[SELECTION]:
━━━━━━━━━━━━━━━━
# New enclosure!



## Scleropages (Feb 6, 2010)

After stuffing around for a few years I have set up a NICE encosure for some of my lizards and I kinda like it!
It's home to my 3 ackys ( ridgetail monitors) and around 4 foot long by 3 foot hight by 20 inchs wide... you can sort out what that is in cms :lol:

Herez some pics!


----------



## SNAKEBOY33 (Feb 6, 2010)

Top job looks great.


----------



## HOM3L3SS (Feb 6, 2010)

it looks like the back rock wall is real rock (is it ) it looks real good to

Harry


----------



## Simon_Archibald (Feb 6, 2010)

Excellent enclosure - good to see herpers keeping their animals in conditions like this. Happy lizards no doubt!


----------



## Stevo2 (Feb 6, 2010)

Very nice indeed! Did you build it yourself?

I think I have the same tank stand... lol.


----------



## Scleropages (Feb 6, 2010)

Stevo2 said:


> Very nice indeed! Did you build it yourself?
> 
> I think I have the same tank stand... lol.


 

Gawd now ,hahah I SUCK at building stuff.... coast about 1k all up inculding background.. I can breed herps easy as! but woood and stuff I will leave that to people who can do it!
━━━━━━━━━━━━━━━━
[RECORDS]:
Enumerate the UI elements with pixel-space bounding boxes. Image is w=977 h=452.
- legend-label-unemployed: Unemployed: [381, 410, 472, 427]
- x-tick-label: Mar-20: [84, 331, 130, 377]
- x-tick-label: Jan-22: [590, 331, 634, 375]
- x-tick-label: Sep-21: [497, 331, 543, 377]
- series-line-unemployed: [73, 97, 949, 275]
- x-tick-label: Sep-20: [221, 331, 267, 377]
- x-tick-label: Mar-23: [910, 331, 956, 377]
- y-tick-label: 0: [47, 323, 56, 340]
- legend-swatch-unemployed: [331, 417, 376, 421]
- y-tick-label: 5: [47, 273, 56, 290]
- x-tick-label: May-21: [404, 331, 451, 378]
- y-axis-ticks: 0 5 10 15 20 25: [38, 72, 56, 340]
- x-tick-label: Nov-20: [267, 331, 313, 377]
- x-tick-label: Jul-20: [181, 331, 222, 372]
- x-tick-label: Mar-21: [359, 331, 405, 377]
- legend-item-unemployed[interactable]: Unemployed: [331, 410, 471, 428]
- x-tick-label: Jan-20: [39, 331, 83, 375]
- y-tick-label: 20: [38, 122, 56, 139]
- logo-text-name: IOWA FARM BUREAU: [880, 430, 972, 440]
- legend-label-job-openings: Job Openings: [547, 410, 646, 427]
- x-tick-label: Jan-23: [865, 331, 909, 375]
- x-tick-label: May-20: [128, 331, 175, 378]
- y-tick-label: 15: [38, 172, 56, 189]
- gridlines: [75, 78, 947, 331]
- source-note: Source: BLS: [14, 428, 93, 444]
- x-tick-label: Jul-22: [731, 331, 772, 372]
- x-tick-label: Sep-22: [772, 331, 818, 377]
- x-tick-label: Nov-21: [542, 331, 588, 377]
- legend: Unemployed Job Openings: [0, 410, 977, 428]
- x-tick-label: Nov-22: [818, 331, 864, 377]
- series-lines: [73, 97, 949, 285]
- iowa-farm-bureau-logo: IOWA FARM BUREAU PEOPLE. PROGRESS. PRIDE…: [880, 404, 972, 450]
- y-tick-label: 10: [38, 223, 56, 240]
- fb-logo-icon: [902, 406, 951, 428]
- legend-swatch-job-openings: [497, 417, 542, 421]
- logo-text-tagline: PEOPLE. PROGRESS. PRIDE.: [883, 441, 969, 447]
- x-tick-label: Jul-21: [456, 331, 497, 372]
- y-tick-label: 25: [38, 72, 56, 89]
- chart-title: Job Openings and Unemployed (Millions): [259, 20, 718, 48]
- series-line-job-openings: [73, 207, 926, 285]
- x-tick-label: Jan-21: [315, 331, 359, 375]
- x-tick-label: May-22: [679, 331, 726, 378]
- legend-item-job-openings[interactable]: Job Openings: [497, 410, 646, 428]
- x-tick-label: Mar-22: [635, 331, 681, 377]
━━━━━━━━━━━━━━━━
[SET EXERCISE A]: Which usernames post in the thread about the new lizard enclosure? List each one once.
[SET EXERCISE B]: Extend the forum thread about the new lizard enclosure from its last post.

[TASK RESPONSE A]: Scleropages, SNAKEBOY33, HOM3L3SS, Simon_Archibald, Stevo2

[TASK RESPONSE B]:
No point having reptiles and keeping them in plastic tubs all their lifes or stupid white boxes :lol:


----------



## Scleropages (Feb 6, 2010)

Still have to stain and sort out the hood to finish it off. I got pic happy tonight, wait a month or so to you see my new scrubby enclosure... that will kick runp!


----------



## Grunter023 (Feb 6, 2010)

looks good mate. Has given me some ideas for when I buy some ackies.


----------



## Scleropages (Feb 6, 2010)

HOM3L3SS said:


> it looks like the back rock wall is real rock (is it ) it looks real good to
> 
> Harry


 
No its a universal rock wall 3x4( about $250 retail)


----------



## Hooglabah (Feb 6, 2010)

all i can say is SHAM WOW


----------



## ravan (Feb 6, 2010)

looks awesome dude.


----------



## pinkmus (Feb 7, 2010)

Love the background!

-Will


----------



## Bax155 (Feb 7, 2010)

Can you PM information on where to get these backgrounds, I have a mate that wants a realistic enclosure, cheers!


----------



## Scleropages (Feb 7, 2010)

Bax155 said:


> Can you PM information on where to get these backgrounds, I have a mate that wants a realistic enclosure, cheers!


 

No probs.


----------



## Grunter023 (Feb 24, 2010)

Hey Scleropages do your ackies kick sand into the glass track on that enclosure?


----------



## Scleropages (Feb 25, 2010)

Grunter023 said:


> Hey Scleropages do your ackies kick sand into the glass track on that enclosure?


 

Nup , its a fair bit of the bottom.


----------



## TWENTY B (Feb 26, 2010)

awsom setup. 
what lights do you use in there?


----------



## D3pro (Feb 26, 2010)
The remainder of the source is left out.